Going through the entries below, find how many lines hold "McNamara", then give that number alone.
── ENTRIES SUPPLIED
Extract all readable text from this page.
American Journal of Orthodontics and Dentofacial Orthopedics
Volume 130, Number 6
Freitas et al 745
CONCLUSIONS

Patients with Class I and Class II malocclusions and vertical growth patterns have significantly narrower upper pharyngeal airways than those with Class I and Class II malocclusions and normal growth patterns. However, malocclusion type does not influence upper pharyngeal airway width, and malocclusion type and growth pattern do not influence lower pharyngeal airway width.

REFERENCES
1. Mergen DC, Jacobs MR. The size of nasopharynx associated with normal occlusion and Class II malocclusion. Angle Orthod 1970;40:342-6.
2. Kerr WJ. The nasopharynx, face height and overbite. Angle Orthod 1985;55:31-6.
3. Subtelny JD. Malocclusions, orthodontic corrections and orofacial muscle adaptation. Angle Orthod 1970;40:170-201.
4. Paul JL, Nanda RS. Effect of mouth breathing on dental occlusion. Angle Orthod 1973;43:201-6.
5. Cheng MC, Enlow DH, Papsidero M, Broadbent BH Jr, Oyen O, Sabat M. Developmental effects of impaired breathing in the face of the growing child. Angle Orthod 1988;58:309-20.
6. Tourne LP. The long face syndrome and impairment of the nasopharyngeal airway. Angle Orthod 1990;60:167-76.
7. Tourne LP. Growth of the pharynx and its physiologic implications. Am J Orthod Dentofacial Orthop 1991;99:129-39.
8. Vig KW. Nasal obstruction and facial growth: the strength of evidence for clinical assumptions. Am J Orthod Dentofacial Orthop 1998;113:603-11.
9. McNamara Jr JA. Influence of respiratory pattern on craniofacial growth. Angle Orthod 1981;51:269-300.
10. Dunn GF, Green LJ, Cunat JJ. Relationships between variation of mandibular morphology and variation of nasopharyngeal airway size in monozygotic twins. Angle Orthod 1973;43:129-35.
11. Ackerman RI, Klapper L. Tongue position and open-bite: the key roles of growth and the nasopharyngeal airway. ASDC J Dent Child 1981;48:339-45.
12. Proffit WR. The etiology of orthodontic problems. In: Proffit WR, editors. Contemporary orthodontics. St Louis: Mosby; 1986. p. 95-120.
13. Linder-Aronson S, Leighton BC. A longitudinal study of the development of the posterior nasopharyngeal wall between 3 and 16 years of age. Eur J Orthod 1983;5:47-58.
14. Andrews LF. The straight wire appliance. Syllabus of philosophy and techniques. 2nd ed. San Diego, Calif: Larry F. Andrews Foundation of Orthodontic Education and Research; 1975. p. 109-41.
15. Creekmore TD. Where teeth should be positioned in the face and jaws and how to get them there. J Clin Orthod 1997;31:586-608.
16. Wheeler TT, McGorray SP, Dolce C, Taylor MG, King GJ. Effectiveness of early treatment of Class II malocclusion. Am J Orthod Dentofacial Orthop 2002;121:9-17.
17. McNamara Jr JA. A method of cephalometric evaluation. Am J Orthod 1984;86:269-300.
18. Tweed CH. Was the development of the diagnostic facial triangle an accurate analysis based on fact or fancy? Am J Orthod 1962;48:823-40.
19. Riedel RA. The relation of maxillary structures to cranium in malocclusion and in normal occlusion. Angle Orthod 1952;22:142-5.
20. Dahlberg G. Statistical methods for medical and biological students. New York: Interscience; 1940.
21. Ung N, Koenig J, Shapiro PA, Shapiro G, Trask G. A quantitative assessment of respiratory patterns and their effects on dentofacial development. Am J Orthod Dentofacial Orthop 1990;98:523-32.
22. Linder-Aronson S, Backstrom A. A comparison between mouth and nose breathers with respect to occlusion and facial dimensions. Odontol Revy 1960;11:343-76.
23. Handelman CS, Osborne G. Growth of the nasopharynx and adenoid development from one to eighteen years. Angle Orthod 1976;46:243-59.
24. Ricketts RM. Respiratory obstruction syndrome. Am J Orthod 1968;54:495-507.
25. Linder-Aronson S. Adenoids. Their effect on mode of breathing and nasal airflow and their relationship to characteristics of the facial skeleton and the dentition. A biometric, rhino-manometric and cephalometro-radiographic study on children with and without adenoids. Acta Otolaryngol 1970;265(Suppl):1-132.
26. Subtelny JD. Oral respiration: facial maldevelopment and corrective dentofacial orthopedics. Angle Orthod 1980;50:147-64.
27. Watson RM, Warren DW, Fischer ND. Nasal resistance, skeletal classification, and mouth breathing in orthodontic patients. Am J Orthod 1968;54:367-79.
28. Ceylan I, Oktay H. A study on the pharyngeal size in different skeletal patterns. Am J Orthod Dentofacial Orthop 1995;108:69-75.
────
- YOUR RESPONSE:
2